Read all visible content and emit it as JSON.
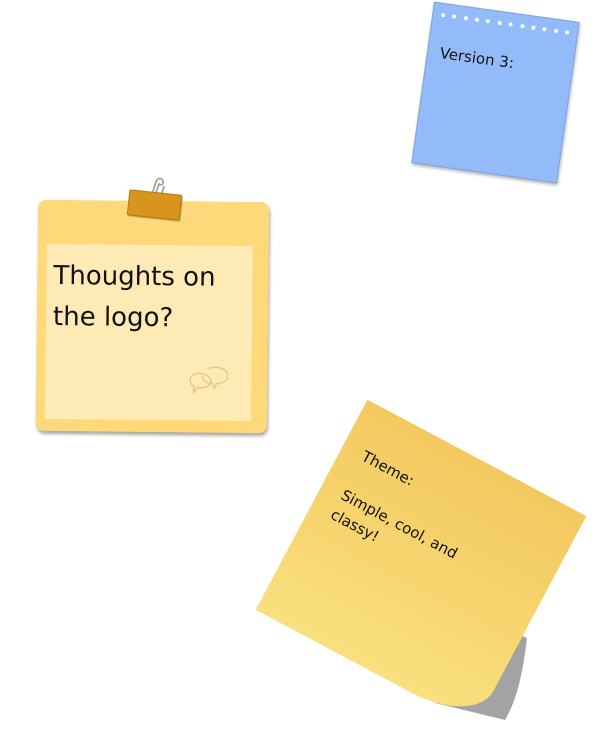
{
  "notes": {
    "blue": {
      "text": "Version 3:",
      "color": "#94bbf9"
    },
    "clip": {
      "text": "Thoughts on\nthe logo?",
      "color": "#fdd979",
      "inner_color": "#feeab5",
      "clip_color": "#d8941c",
      "icon": "chat-bubbles-icon"
    },
    "sticky": {
      "title": "Theme:",
      "body": "Simple, cool, and\nclassy!",
      "color": "#f6d36c"
    }
  }
}
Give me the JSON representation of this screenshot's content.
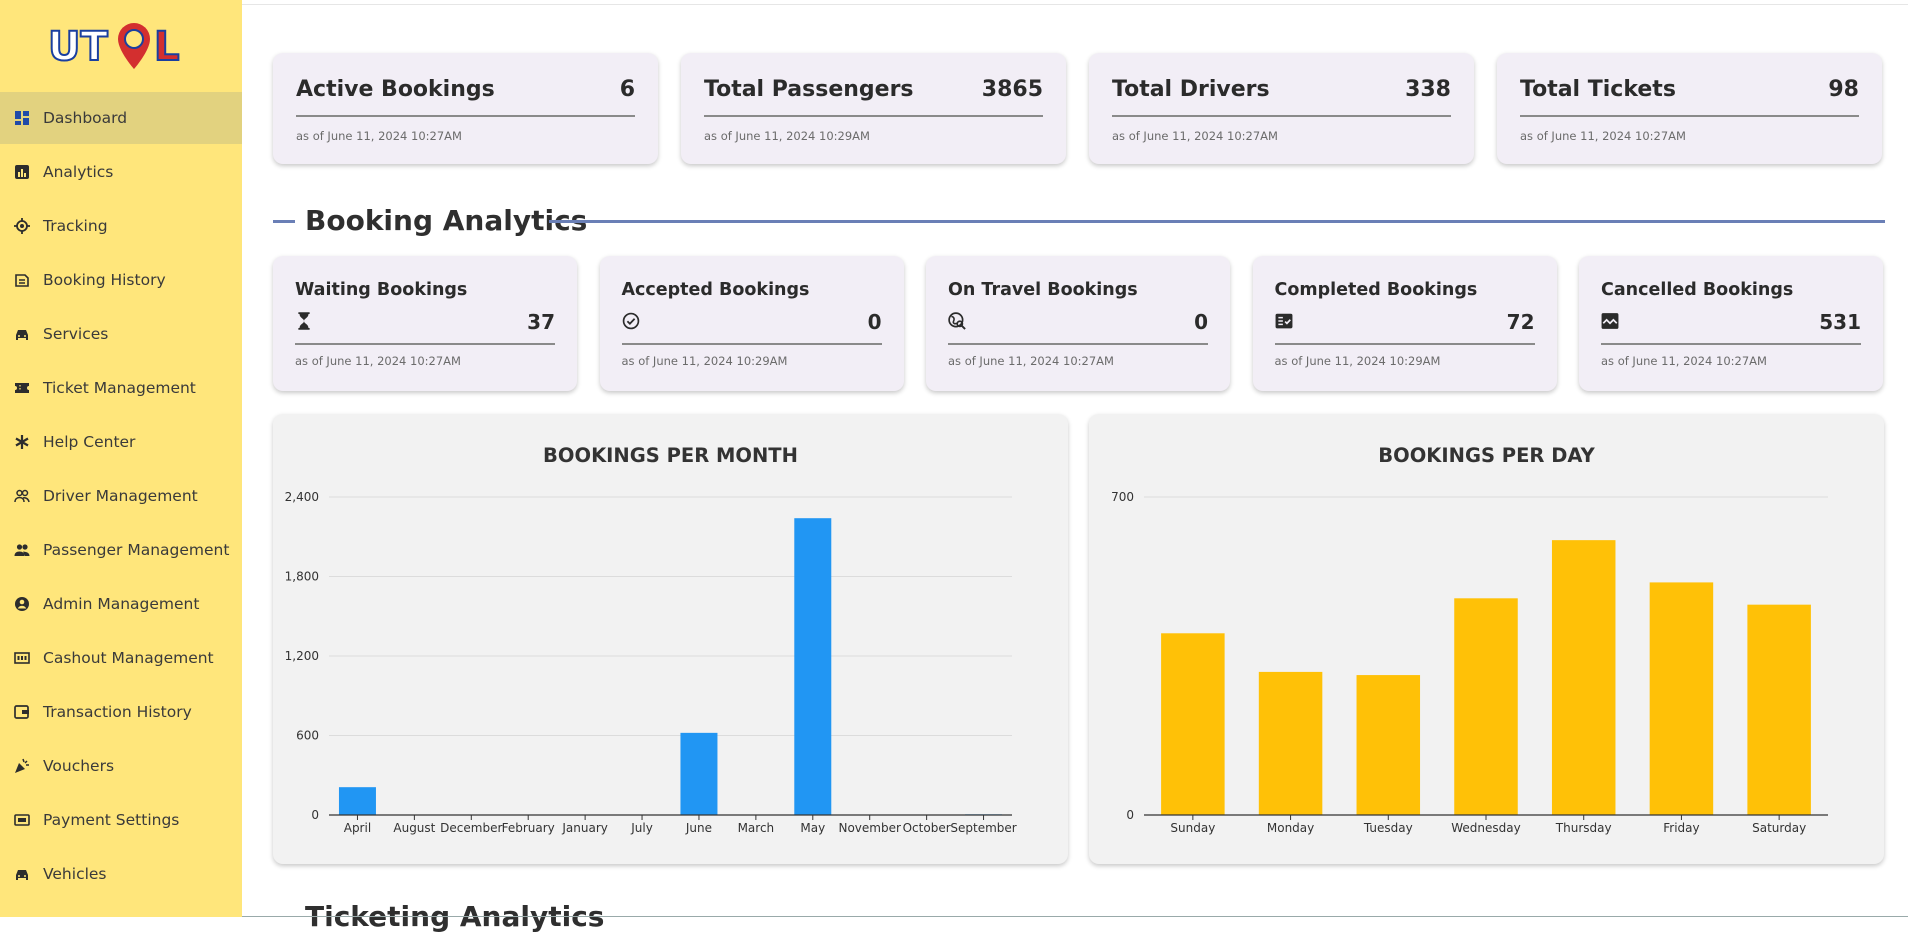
{
  "brand": {
    "logo_text": "UTOL"
  },
  "sidebar": {
    "items": [
      {
        "label": "Dashboard",
        "icon": "dashboard-icon",
        "active": true
      },
      {
        "label": "Analytics",
        "icon": "analytics-icon"
      },
      {
        "label": "Tracking",
        "icon": "tracking-icon"
      },
      {
        "label": "Booking History",
        "icon": "booking-history-icon"
      },
      {
        "label": "Services",
        "icon": "car-icon"
      },
      {
        "label": "Ticket Management",
        "icon": "ticket-icon"
      },
      {
        "label": "Help Center",
        "icon": "asterisk-icon"
      },
      {
        "label": "Driver Management",
        "icon": "drivers-icon"
      },
      {
        "label": "Passenger Management",
        "icon": "passengers-icon"
      },
      {
        "label": "Admin Management",
        "icon": "admin-icon"
      },
      {
        "label": "Cashout Management",
        "icon": "cashout-icon"
      },
      {
        "label": "Transaction History",
        "icon": "wallet-icon"
      },
      {
        "label": "Vouchers",
        "icon": "voucher-icon"
      },
      {
        "label": "Payment Settings",
        "icon": "payment-icon"
      },
      {
        "label": "Vehicles",
        "icon": "vehicle-icon"
      }
    ]
  },
  "summary_cards": [
    {
      "title": "Active Bookings",
      "value": "6",
      "asof": "as of June 11, 2024 10:27AM"
    },
    {
      "title": "Total Passengers",
      "value": "3865",
      "asof": "as of June 11, 2024 10:29AM"
    },
    {
      "title": "Total Drivers",
      "value": "338",
      "asof": "as of June 11, 2024 10:27AM"
    },
    {
      "title": "Total Tickets",
      "value": "98",
      "asof": "as of June 11, 2024 10:27AM"
    }
  ],
  "booking_analytics": {
    "heading": "Booking Analytics",
    "cards": [
      {
        "title": "Waiting Bookings",
        "value": "37",
        "icon": "hourglass-icon",
        "asof": "as of June 11, 2024 10:27AM"
      },
      {
        "title": "Accepted Bookings",
        "value": "0",
        "icon": "check-circle-icon",
        "asof": "as of June 11, 2024 10:29AM"
      },
      {
        "title": "On Travel Bookings",
        "value": "0",
        "icon": "travel-explore-icon",
        "asof": "as of June 11, 2024 10:27AM"
      },
      {
        "title": "Completed Bookings",
        "value": "72",
        "icon": "fact-check-icon",
        "asof": "as of June 11, 2024 10:29AM"
      },
      {
        "title": "Cancelled Bookings",
        "value": "531",
        "icon": "broken-image-icon",
        "asof": "as of June 11, 2024 10:27AM"
      }
    ]
  },
  "colors": {
    "month_bar": "#2196f3",
    "day_bar": "#ffc107",
    "sidebar": "#ffe67b",
    "accent_line": "#6a7fb6"
  },
  "chart_data": [
    {
      "type": "bar",
      "title": "BOOKINGS PER MONTH",
      "categories": [
        "April",
        "August",
        "December",
        "February",
        "January",
        "July",
        "June",
        "March",
        "May",
        "November",
        "October",
        "September"
      ],
      "values": [
        210,
        0,
        0,
        0,
        0,
        0,
        620,
        0,
        2240,
        0,
        0,
        5
      ],
      "ylim": [
        0,
        2400
      ],
      "yticks": [
        "0",
        "600",
        "1,200",
        "1,800",
        "2,400"
      ],
      "grid": true,
      "legend": "none"
    },
    {
      "type": "bar",
      "title": "BOOKINGS PER DAY",
      "categories": [
        "Sunday",
        "Monday",
        "Tuesday",
        "Wednesday",
        "Thursday",
        "Friday",
        "Saturday"
      ],
      "values": [
        400,
        315,
        308,
        477,
        605,
        512,
        463
      ],
      "ylim": [
        0,
        700
      ],
      "yticks": [
        "0",
        "700"
      ],
      "grid": true,
      "legend": "none"
    }
  ],
  "next_section": {
    "heading": "Ticketing Analytics"
  }
}
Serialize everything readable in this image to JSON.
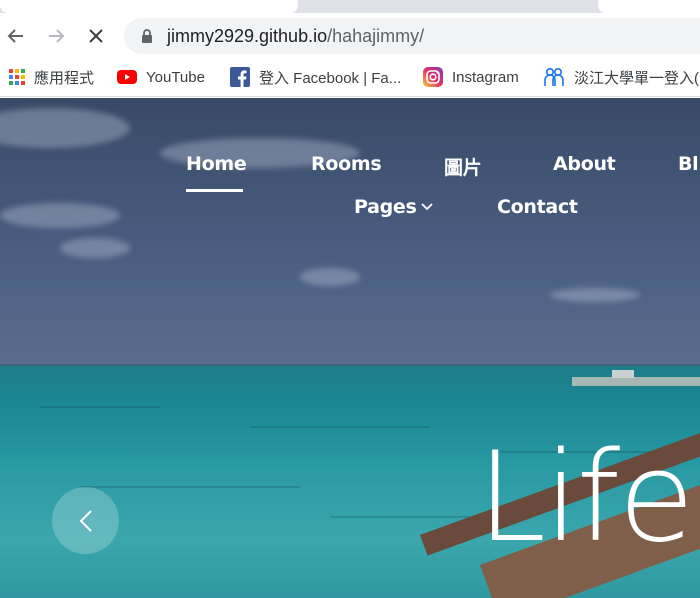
{
  "browser": {
    "url_host": "jimmy2929.github.io",
    "url_path": "/hahajimmy/"
  },
  "bookmarks": [
    {
      "label": "應用程式",
      "icon": "apps-grid-icon"
    },
    {
      "label": "YouTube",
      "icon": "youtube-icon"
    },
    {
      "label": "登入 Facebook | Fa...",
      "icon": "facebook-icon"
    },
    {
      "label": "Instagram",
      "icon": "instagram-icon"
    },
    {
      "label": "淡江大學單一登入(",
      "icon": "tku-icon"
    }
  ],
  "site_nav": {
    "home": "Home",
    "rooms": "Rooms",
    "pictures": "圖片",
    "about": "About",
    "blog": "Bl",
    "pages": "Pages",
    "contact": "Contact"
  },
  "hero": {
    "title": "Life"
  },
  "colors": {
    "sky": "#425677",
    "sea": "#2a9aa3",
    "nav_text": "#ffffff"
  }
}
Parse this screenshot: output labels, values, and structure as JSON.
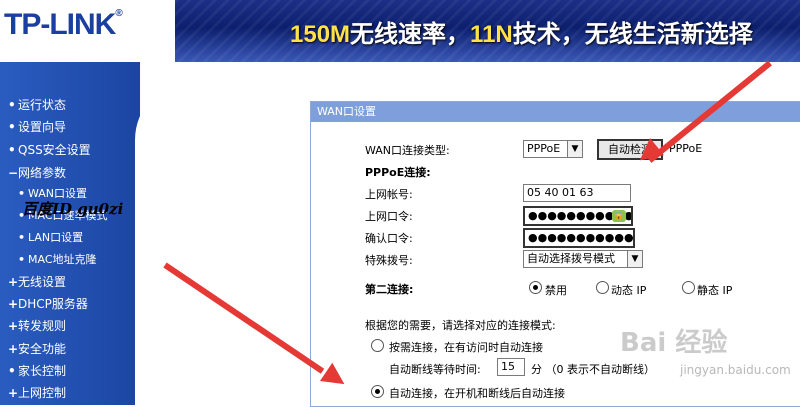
{
  "header": {
    "logo": "TP-LINK",
    "logo_reg": "®",
    "banner_speed": "150M",
    "banner_a": "无线速率，",
    "banner_tech": "11N",
    "banner_b": "技术，无线生活新选择"
  },
  "sidebar": {
    "items": [
      {
        "bullet": "•",
        "label": "运行状态"
      },
      {
        "bullet": "•",
        "label": "设置向导"
      },
      {
        "bullet": "•",
        "label": "QSS安全设置"
      },
      {
        "bullet": "−",
        "label": "网络参数"
      },
      {
        "bullet": "•",
        "label": "WAN口设置"
      },
      {
        "bullet": "•",
        "label": "MAC口速率模式"
      },
      {
        "bullet": "•",
        "label": "LAN口设置"
      },
      {
        "bullet": "•",
        "label": "MAC地址克隆"
      },
      {
        "bullet": "+",
        "label": "无线设置"
      },
      {
        "bullet": "+",
        "label": "DHCP服务器"
      },
      {
        "bullet": "+",
        "label": "转发规则"
      },
      {
        "bullet": "+",
        "label": "安全功能"
      },
      {
        "bullet": "•",
        "label": "家长控制"
      },
      {
        "bullet": "+",
        "label": "上网控制"
      }
    ]
  },
  "panel": {
    "title": "WAN口设置",
    "wan_type_label": "WAN口连接类型:",
    "wan_type_value": "PPPoE",
    "detect_button": "自动检测",
    "detect_result": "PPPoE",
    "pppoe_section": "PPPoE连接:",
    "account_label": "上网帐号:",
    "account_value": "05  40  01  63",
    "password_label": "上网口令:",
    "password_value": "●●●●●●●●●●●●",
    "confirm_label": "确认口令:",
    "confirm_value": "●●●●●●●●●●●●●",
    "dial_label": "特殊拨号:",
    "dial_value": "自动选择拨号模式",
    "second_label": "第二连接:",
    "second_options": [
      "禁用",
      "动态 IP",
      "静态 IP"
    ],
    "mode_hint": "根据您的需要，请选择对应的连接模式:",
    "mode_demand": "按需连接，在有访问时自动连接",
    "idle_label": "自动断线等待时间:",
    "idle_value": "15",
    "idle_unit": "分 （0 表示不自动断线）",
    "mode_auto": "自动连接，在开机和断线后自动连接"
  },
  "watermarks": {
    "baidu_id": "百度ID gu0zi",
    "baidu": "Bai 经验",
    "url": "jingyan.baidu.com"
  },
  "colors": {
    "sidebar": "#1e4aa9",
    "panel_title": "#7f9fdc",
    "arrow": "#e53935"
  }
}
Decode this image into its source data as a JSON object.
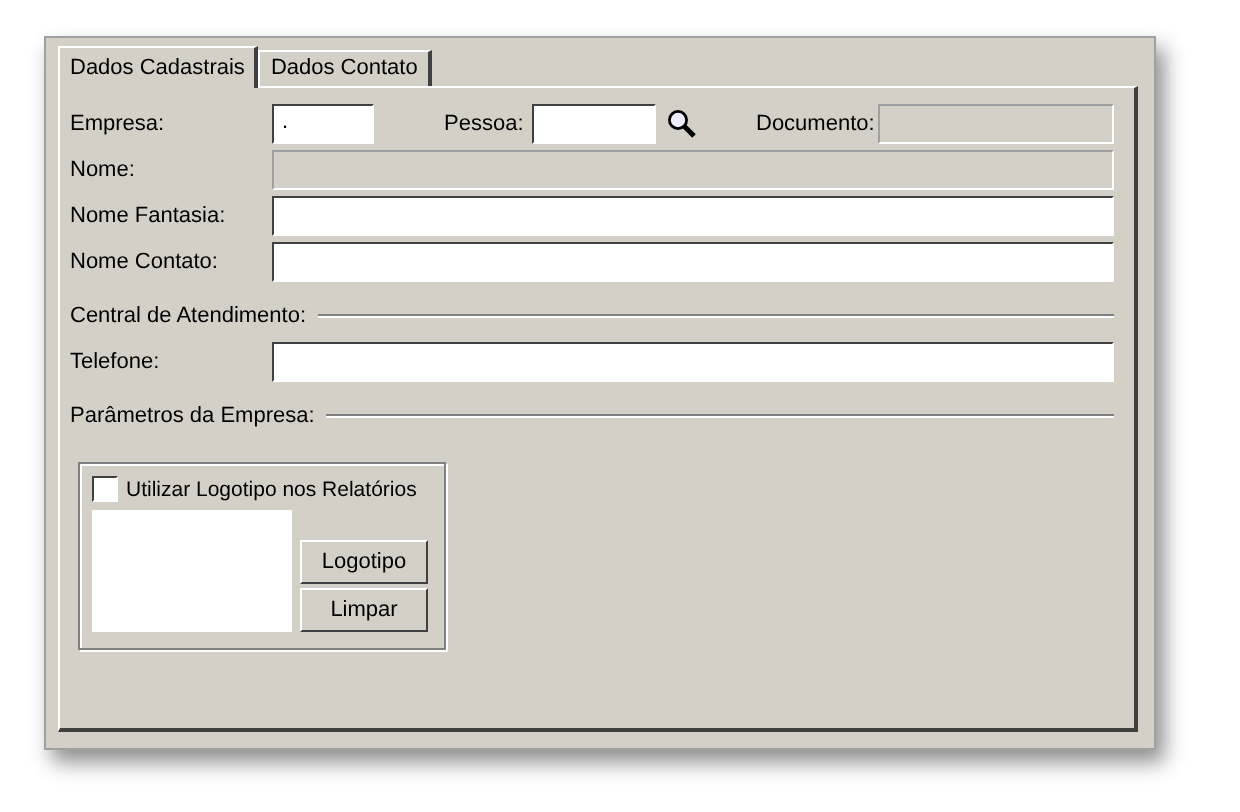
{
  "tabs": [
    {
      "label": "Dados Cadastrais",
      "selected": true
    },
    {
      "label": "Dados Contato",
      "selected": false
    }
  ],
  "top_row": {
    "empresa": {
      "label": "Empresa:",
      "value": "."
    },
    "pessoa": {
      "label": "Pessoa:"
    },
    "documento": {
      "label": "Documento:",
      "disabled": true
    }
  },
  "fields": [
    {
      "label": "Nome:",
      "disabled": true
    },
    {
      "label": "Nome Fantasia:",
      "disabled": false
    },
    {
      "label": "Nome Contato:",
      "disabled": false
    }
  ],
  "central_section": {
    "title": "Central de Atendimento:",
    "fields": [
      {
        "label": "Telefone:",
        "disabled": false
      }
    ]
  },
  "parametros_section": {
    "title": "Parâmetros da Empresa:",
    "checkbox": {
      "label": "Utilizar Logotipo nos Relatórios",
      "checked": false
    },
    "buttons": [
      "Logotipo",
      "Limpar"
    ]
  }
}
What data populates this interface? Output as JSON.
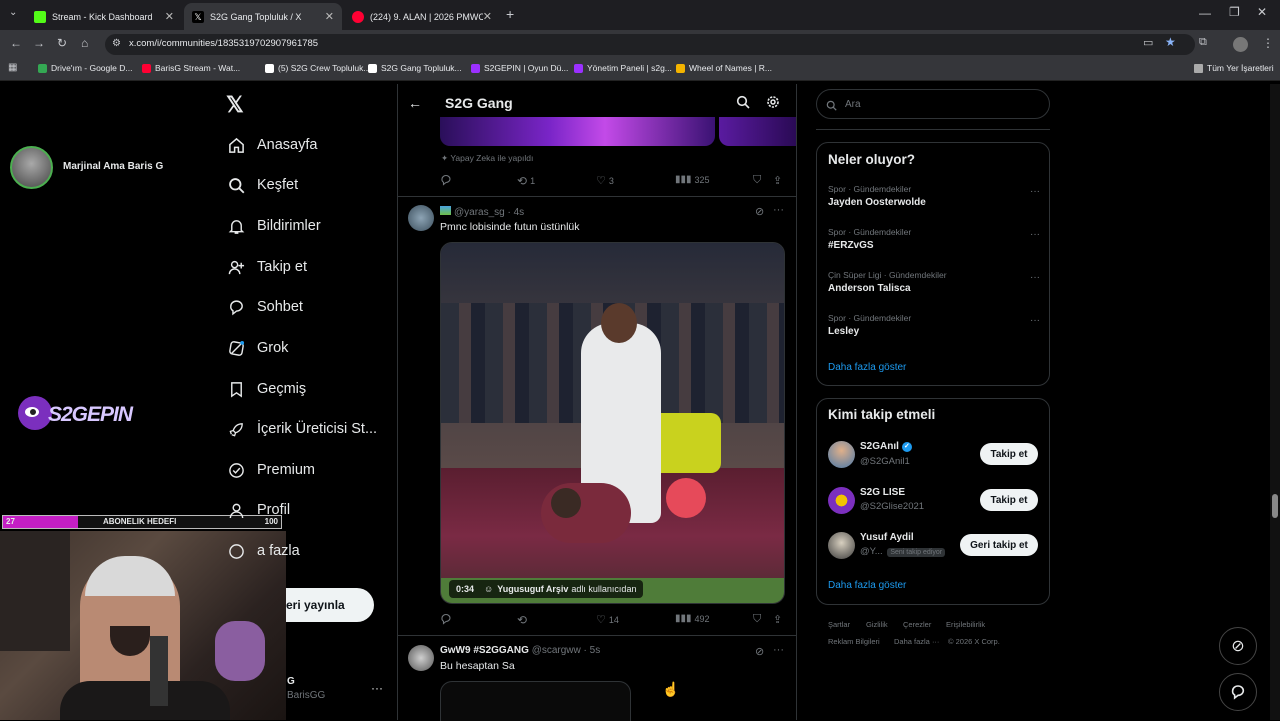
{
  "browser": {
    "tabs": [
      {
        "title": "Stream - Kick Dashboard",
        "color": "#53fc18"
      },
      {
        "title": "S2G Gang Topluluk / X",
        "color": "#ffffff"
      },
      {
        "title": "(224) 9. ALAN | 2026 PMWC Ş...",
        "color": "#ff0033"
      }
    ],
    "url": "x.com/i/communities/1835319702907961785",
    "bookmarks": [
      {
        "label": "Drive'ım - Google D...",
        "color": "#34a853"
      },
      {
        "label": "BarisG Stream - Wat...",
        "color": "#ff0033"
      },
      {
        "label": "(5) S2G Crew Topluluk...",
        "color": "#ffffff"
      },
      {
        "label": "S2G Gang Topluluk...",
        "color": "#ffffff"
      },
      {
        "label": "S2GEPIN | Oyun Dü...",
        "color": "#9b30ff"
      },
      {
        "label": "Yönetim Paneli | s2g...",
        "color": "#9b30ff"
      },
      {
        "label": "Wheel of Names | R...",
        "color": "#f4b400"
      }
    ],
    "all_bookmarks": "Tüm Yer İşaretleri"
  },
  "stream_overlay": {
    "streamer_name": "Marjinal Ama Baris G",
    "brand": "S2GEPIN",
    "goal": {
      "current": "27",
      "label": "ABONELIK HEDEFI",
      "target": "100",
      "progress": 0.27,
      "color": "#c41fc4"
    }
  },
  "sidebar": {
    "items": [
      {
        "label": "Anasayfa",
        "icon": "home-icon"
      },
      {
        "label": "Keşfet",
        "icon": "search-icon"
      },
      {
        "label": "Bildirimler",
        "icon": "bell-icon"
      },
      {
        "label": "Takip et",
        "icon": "follow-icon"
      },
      {
        "label": "Sohbet",
        "icon": "chat-icon"
      },
      {
        "label": "Grok",
        "icon": "grok-icon"
      },
      {
        "label": "Geçmiş",
        "icon": "bookmark-icon"
      },
      {
        "label": "İçerik Üreticisi St...",
        "icon": "rocket-icon"
      },
      {
        "label": "Premium",
        "icon": "verified-icon"
      },
      {
        "label": "Profil",
        "icon": "profile-icon"
      },
      {
        "label": "a fazla",
        "icon": "more-icon"
      }
    ],
    "post_button": "eri yayınla",
    "account_name": "G",
    "account_handle": "BarisGG"
  },
  "header": {
    "title": "S2G Gang"
  },
  "posts": [
    {
      "ai_label": "Yapay Zeka ile yapıldı",
      "replies": "",
      "reposts": "1",
      "likes": "3",
      "views": "325"
    },
    {
      "handle": "@yaras_sg",
      "time": "4s",
      "text": "Pmnc lobisinde futun üstünlük",
      "video_duration": "0:34",
      "video_source": "Yugusuguf Arşiv",
      "video_source_suffix": "adlı kullanıcıdan",
      "reposts": "",
      "likes": "14",
      "views": "492"
    },
    {
      "name": "GwW9 #S2GGANG",
      "handle": "@scargww",
      "time": "5s",
      "text": "Bu hesaptan Sa"
    }
  ],
  "search": {
    "placeholder": "Ara"
  },
  "trends": {
    "title": "Neler oluyor?",
    "items": [
      {
        "category": "Spor · Gündemdekiler",
        "name": "Jayden Oosterwolde"
      },
      {
        "category": "Spor · Gündemdekiler",
        "name": "#ERZvGS"
      },
      {
        "category": "Çin Süper Ligi · Gündemdekiler",
        "name": "Anderson Talisca"
      },
      {
        "category": "Spor · Gündemdekiler",
        "name": "Lesley"
      }
    ],
    "show_more": "Daha fazla göster"
  },
  "who_to_follow": {
    "title": "Kimi takip etmeli",
    "users": [
      {
        "name": "S2GAnıl",
        "handle": "@S2GAnil1",
        "button": "Takip et",
        "badge": ""
      },
      {
        "name": "S2G LISE",
        "handle": "@S2Glise2021",
        "button": "Takip et",
        "badge": ""
      },
      {
        "name": "Yusuf Aydil",
        "handle": "@Y...",
        "button": "Geri takip et",
        "badge": "Seni takip ediyor"
      }
    ],
    "show_more": "Daha fazla göster"
  },
  "footer": {
    "links": [
      "Şartlar",
      "Gizlilik",
      "Çerezler",
      "Erişilebilirlik",
      "Reklam Bilgileri",
      "Daha fazla ···",
      "© 2026 X Corp."
    ]
  },
  "colors": {
    "accent": "#1d9bf0",
    "border": "#2f3336",
    "muted": "#71767b"
  }
}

==================================================

## What the task asks
Go through the material above and count the lines that contain "Contato"; answer with the number alone.

## Final answer
2